** start Given data **

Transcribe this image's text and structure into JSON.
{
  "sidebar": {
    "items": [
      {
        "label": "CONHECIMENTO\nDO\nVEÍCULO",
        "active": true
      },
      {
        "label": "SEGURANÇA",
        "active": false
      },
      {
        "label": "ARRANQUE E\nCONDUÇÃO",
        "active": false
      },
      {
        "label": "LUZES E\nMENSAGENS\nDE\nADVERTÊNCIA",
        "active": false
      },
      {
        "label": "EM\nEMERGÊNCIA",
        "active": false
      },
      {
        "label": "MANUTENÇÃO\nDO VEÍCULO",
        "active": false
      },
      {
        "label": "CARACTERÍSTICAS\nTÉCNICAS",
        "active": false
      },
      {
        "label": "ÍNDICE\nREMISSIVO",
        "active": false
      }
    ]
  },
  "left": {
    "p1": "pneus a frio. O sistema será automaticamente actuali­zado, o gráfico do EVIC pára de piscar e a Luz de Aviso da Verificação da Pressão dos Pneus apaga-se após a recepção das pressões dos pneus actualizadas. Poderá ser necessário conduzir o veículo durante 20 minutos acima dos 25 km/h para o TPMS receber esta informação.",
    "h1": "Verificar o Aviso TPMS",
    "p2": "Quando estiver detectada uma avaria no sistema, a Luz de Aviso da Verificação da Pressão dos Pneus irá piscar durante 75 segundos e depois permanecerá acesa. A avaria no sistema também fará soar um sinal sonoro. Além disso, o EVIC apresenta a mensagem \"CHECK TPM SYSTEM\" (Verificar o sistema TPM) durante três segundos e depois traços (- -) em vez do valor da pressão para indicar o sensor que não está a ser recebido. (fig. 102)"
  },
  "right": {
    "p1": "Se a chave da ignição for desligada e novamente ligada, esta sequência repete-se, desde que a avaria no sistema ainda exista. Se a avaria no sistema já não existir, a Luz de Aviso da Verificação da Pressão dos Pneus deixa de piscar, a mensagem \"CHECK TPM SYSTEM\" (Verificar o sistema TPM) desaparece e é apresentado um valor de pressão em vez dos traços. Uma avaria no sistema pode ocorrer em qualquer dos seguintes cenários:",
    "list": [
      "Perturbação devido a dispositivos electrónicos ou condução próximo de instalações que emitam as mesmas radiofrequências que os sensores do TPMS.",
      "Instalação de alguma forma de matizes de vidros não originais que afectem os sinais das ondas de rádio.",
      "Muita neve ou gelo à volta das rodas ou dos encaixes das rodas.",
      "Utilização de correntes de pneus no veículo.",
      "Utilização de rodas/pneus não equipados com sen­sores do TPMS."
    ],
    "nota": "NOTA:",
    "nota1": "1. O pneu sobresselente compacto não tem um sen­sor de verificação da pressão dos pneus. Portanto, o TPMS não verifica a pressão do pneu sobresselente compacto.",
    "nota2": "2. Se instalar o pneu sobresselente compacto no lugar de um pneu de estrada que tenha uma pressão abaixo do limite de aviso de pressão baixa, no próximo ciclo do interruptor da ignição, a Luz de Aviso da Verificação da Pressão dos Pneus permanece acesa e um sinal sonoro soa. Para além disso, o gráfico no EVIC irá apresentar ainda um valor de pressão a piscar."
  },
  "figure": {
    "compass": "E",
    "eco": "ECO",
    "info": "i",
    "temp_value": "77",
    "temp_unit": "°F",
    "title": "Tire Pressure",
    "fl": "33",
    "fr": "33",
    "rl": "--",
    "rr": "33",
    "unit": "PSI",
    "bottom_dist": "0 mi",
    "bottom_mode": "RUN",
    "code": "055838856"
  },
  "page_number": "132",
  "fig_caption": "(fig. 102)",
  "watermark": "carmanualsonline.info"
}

** end Given data **

Task instructions: Give the count of lines in the data above that hold the string "durante", with no additional words.

Full solution: 2